→ **What the task requires**: Go through the lines below and copy each one that holds the string "итоговыми".

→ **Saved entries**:
# # # # #
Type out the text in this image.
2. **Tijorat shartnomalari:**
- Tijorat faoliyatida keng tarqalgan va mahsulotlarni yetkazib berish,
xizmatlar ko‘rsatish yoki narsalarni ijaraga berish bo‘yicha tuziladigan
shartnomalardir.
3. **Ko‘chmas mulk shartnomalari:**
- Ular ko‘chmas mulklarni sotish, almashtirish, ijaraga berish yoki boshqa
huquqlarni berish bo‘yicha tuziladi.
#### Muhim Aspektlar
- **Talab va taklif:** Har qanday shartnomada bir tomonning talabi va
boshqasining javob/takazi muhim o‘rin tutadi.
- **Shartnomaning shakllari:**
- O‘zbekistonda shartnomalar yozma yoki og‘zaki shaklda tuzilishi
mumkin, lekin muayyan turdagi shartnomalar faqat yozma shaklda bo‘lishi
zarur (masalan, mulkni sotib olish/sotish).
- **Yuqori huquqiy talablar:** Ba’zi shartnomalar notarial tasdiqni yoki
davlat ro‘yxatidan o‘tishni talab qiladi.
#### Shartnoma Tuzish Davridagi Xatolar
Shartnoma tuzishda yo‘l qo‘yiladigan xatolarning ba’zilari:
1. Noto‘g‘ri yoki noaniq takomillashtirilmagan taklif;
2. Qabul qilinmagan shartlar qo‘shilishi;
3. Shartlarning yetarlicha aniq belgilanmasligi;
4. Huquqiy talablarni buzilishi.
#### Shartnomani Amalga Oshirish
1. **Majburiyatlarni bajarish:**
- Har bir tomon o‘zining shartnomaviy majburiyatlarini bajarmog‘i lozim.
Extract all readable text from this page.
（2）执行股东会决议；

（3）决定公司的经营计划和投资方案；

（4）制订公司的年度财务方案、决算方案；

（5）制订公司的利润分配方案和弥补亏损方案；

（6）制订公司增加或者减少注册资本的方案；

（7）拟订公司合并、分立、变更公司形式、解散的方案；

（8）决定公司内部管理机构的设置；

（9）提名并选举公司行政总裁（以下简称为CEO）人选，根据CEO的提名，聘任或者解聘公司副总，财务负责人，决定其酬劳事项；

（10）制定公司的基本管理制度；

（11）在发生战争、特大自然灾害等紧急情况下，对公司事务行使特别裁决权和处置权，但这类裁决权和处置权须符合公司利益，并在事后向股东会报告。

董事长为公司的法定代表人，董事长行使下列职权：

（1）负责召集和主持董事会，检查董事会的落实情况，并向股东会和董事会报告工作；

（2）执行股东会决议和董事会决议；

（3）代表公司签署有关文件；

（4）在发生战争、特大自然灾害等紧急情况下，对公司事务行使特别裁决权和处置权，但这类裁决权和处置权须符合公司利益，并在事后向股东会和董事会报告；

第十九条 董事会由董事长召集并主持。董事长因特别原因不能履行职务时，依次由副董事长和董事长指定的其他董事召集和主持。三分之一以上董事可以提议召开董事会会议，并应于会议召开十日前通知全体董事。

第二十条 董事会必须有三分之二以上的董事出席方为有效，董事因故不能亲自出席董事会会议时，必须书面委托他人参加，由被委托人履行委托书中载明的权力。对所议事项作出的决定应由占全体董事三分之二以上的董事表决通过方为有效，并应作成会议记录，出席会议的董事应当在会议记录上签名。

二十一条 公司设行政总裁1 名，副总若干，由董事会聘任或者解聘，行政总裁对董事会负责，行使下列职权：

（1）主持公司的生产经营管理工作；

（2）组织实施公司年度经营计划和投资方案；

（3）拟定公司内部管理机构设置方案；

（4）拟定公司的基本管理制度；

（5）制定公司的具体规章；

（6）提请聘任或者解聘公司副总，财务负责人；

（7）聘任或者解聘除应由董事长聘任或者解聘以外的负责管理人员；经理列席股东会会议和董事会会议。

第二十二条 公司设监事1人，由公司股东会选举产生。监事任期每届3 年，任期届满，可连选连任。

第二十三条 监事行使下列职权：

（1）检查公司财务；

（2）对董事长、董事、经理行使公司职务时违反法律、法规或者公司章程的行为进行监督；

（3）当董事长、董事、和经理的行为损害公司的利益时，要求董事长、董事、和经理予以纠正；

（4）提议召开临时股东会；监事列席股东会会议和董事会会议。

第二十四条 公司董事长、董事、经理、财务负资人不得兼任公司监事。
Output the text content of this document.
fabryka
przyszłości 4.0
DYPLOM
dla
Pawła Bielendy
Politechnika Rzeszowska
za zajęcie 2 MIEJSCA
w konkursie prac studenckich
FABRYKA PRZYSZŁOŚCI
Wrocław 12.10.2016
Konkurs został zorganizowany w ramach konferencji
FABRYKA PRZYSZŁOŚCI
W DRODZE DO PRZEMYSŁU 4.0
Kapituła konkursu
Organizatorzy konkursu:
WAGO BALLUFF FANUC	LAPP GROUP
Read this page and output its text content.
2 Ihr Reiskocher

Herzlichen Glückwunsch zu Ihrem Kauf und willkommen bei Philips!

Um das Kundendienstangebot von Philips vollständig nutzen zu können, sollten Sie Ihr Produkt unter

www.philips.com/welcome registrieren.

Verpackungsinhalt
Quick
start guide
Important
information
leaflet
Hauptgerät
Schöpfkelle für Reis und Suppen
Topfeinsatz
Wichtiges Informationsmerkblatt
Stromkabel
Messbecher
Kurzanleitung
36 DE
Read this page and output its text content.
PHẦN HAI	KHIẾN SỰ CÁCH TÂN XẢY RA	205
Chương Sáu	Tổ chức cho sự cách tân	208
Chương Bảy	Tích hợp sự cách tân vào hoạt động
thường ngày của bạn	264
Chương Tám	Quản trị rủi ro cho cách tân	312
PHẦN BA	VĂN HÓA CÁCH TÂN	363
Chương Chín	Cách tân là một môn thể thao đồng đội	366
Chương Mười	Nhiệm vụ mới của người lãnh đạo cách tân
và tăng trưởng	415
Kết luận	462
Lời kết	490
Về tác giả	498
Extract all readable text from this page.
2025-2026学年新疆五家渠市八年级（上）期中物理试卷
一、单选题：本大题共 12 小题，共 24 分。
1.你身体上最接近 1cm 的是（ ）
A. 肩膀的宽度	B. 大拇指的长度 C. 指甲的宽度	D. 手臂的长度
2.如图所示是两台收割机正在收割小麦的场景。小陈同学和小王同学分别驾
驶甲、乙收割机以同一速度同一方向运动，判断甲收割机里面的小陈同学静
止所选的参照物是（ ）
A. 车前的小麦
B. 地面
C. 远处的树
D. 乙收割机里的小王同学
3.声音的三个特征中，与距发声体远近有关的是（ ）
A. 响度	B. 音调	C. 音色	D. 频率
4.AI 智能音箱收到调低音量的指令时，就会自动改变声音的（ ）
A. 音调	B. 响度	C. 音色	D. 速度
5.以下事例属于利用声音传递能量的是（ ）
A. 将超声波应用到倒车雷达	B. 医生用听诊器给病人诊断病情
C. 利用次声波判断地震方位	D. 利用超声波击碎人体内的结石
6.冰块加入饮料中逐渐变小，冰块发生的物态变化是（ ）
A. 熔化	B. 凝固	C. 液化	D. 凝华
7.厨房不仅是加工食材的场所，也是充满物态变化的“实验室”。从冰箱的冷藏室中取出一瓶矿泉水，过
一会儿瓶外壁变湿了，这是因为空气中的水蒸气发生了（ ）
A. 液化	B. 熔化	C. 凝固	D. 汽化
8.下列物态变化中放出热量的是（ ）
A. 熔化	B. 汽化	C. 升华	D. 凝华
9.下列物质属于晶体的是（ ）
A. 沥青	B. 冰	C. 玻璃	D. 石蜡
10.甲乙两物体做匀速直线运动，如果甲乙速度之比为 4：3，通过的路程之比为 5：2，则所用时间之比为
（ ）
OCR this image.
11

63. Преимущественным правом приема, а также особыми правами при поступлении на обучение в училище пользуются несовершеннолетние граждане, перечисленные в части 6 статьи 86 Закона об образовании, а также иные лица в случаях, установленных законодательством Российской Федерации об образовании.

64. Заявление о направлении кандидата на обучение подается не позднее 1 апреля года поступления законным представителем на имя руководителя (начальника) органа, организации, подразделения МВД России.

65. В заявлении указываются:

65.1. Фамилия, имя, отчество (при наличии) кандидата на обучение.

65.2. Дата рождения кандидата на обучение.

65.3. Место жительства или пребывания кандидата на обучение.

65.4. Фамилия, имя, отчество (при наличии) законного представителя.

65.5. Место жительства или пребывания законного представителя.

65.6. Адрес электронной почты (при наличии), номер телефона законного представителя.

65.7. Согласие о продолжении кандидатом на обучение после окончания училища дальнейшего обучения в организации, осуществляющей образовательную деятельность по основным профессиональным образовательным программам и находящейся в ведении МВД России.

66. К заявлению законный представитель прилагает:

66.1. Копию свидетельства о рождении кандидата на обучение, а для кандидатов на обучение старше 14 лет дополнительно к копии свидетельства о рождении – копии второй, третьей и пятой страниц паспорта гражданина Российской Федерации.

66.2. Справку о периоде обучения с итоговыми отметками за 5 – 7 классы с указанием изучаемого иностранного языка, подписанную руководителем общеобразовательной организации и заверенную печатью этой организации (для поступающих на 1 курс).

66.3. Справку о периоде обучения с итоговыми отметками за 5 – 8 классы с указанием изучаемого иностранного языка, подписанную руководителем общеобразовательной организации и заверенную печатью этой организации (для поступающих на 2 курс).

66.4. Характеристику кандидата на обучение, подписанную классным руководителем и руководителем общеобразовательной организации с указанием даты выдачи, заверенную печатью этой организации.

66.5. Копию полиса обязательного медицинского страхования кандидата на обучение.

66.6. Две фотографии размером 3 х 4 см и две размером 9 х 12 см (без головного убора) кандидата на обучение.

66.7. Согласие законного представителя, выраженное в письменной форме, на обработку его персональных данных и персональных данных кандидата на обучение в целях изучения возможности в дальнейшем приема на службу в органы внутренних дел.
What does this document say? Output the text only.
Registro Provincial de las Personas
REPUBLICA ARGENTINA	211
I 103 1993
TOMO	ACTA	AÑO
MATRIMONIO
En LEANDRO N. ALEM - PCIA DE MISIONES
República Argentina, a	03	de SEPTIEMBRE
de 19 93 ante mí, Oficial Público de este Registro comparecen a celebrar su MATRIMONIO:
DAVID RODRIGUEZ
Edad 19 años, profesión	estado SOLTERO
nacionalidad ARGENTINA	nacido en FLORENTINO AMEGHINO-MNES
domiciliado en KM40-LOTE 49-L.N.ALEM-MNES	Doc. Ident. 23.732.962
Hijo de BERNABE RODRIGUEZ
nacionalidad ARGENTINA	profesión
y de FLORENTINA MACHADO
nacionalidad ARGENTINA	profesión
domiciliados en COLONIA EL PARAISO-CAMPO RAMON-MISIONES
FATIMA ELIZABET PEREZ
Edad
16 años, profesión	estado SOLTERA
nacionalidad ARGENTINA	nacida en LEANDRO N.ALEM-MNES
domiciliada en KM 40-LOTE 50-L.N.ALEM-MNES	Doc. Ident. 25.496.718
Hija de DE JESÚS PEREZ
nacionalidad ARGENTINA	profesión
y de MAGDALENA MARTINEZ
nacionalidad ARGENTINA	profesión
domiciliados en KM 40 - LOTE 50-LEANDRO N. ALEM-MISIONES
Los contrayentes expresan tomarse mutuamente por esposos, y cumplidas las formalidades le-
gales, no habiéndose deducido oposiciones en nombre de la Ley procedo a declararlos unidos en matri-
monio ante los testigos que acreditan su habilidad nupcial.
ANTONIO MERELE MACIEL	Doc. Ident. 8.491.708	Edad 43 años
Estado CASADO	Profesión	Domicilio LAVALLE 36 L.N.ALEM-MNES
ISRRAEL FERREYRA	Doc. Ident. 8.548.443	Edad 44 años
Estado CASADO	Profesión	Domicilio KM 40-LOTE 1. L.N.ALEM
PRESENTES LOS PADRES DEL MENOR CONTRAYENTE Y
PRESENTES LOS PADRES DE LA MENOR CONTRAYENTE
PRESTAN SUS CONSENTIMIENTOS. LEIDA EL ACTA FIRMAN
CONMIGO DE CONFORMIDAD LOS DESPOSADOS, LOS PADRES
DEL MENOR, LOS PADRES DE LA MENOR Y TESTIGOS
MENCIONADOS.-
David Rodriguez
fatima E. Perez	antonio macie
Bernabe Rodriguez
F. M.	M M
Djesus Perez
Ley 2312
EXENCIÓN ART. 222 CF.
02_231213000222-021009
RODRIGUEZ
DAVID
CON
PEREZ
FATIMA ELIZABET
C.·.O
# # # # #
→ **Finished task**:
66.2. Справку о периоде обучения с итоговыми отметками за 5 – 7 классы с указанием изучаемого иностранного языка, подписанную руководителем общеобразовательной организации и заверенную печатью этой организации (для поступающих на 1 курс).
66.3. Справку о периоде обучения с итоговыми отметками за 5 – 8 классы с указанием изучаемого иностранного языка, подписанную руководителем общеобразовательной организации и заверенную печатью этой организации (для поступающих на 2 курс).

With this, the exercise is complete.